* YOUR GOAL *
Return a copy of every line in the records that includes the word "tomorrow".

* GIVEN DATA *
::::

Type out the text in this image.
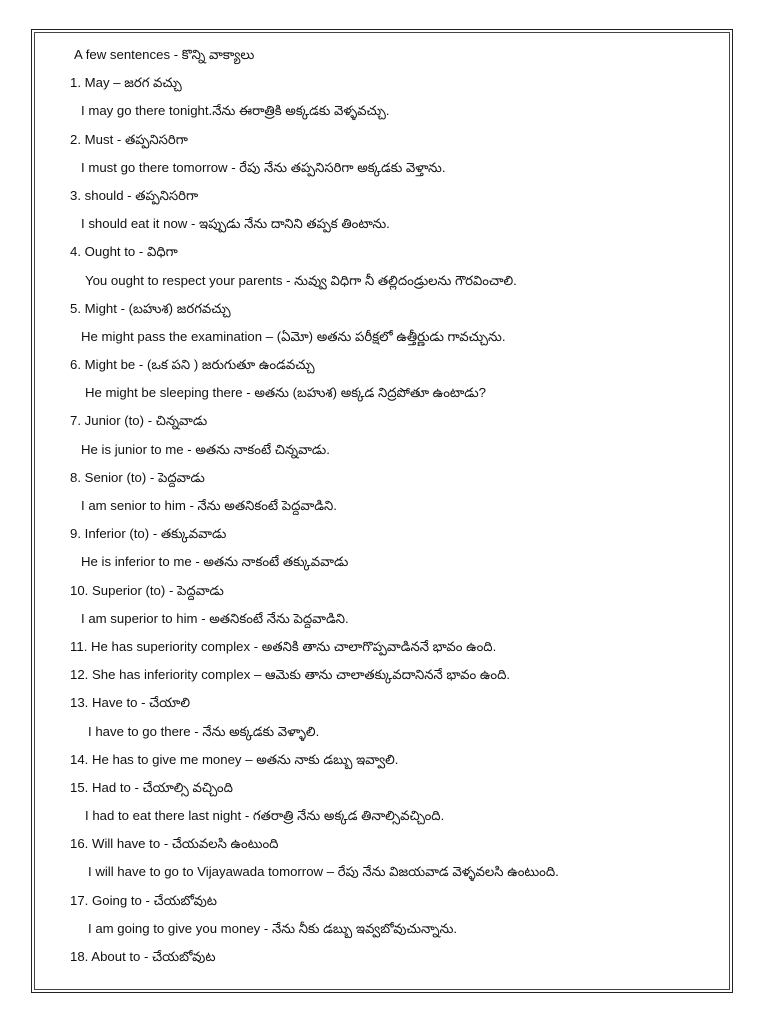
A few sentences - కొన్ని వాక్యాలు
1. May – జరగ వచ్చు
I may go there tonight.నేను ఈరాత్రికి అక్కడకు వెళ్ళవచ్చు.
2. Must - తప్పనిసరిగా
I must go there tomorrow - రేపు నేను తప్పనిసరిగా అక్కడకు వెళ్తాను.
3. should - తప్పనిసరిగా
I should eat it now - ఇప్పుడు నేను దానిని తప్పక తింటాను.
4. Ought to - విధిగా
You ought to respect your parents - నువ్వు విధిగా నీ తల్లిదండ్రులను గౌరవించాలి.
5. Might - (బహుశ) జరగవచ్చు
He might pass the examination – (ఏమో) అతను పరీక్షలో ఉత్తీర్ణుడు గావచ్చును.
6. Might be - (ఒక పని ) జరుగుతూ ఉండవచ్చు
He might be sleeping there - అతను (బహుశ) అక్కడ నిద్రపోతూ ఉంటాడు?
7. Junior (to) - చిన్నవాడు
He is junior to me - అతను నాకంటే చిన్నవాడు.
8. Senior (to) - పెద్దవాడు
I am senior to him - నేను అతనికంటే పెద్దవాడిని.
9. Inferior (to) - తక్కువవాడు
He is inferior to me - అతను నాకంటే తక్కువవాడు
10. Superior (to) - పెద్దవాడు
I am superior to him - అతనికంటే నేను పెద్దవాడిని.
11. He has superiority complex - అతనికి తాను చాలాగొప్పవాడిననే భావం ఉంది.
12. She has inferiority complex – ఆమెకు తాను చాలాతక్కువదానిననే భావం ఉంది.
13. Have to - చేయాలి
I have to go there - నేను అక్కడకు వెళ్ళాలి.
14. He has to give me money – అతను నాకు డబ్బు ఇవ్వాలి.
15. Had to - చేయాల్సి వచ్చింది
I had to eat there last night - గతరాత్రి నేను అక్కడ తినాల్సివచ్చింది.
16. Will have to - చేయవలసి ఉంటుంది
I will have to go to Vijayawada tomorrow – రేపు నేను విజయవాడ వెళ్ళవలసి ఉంటుంది.
17. Going to - చేయబోవుట
I am going to give you money - నేను నీకు డబ్బు ఇవ్వబోవుచున్నాను.
18. About to - చేయబోవుట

::::

* TASK RESULT *
I must go there tomorrow - రేపు నేను తప్పనిసరిగా అక్కడకు వెళ్తాను.
I will have to go to Vijayawada tomorrow – రేపు నేను విజయవాడ వెళ్ళవలసి ఉంటుంది.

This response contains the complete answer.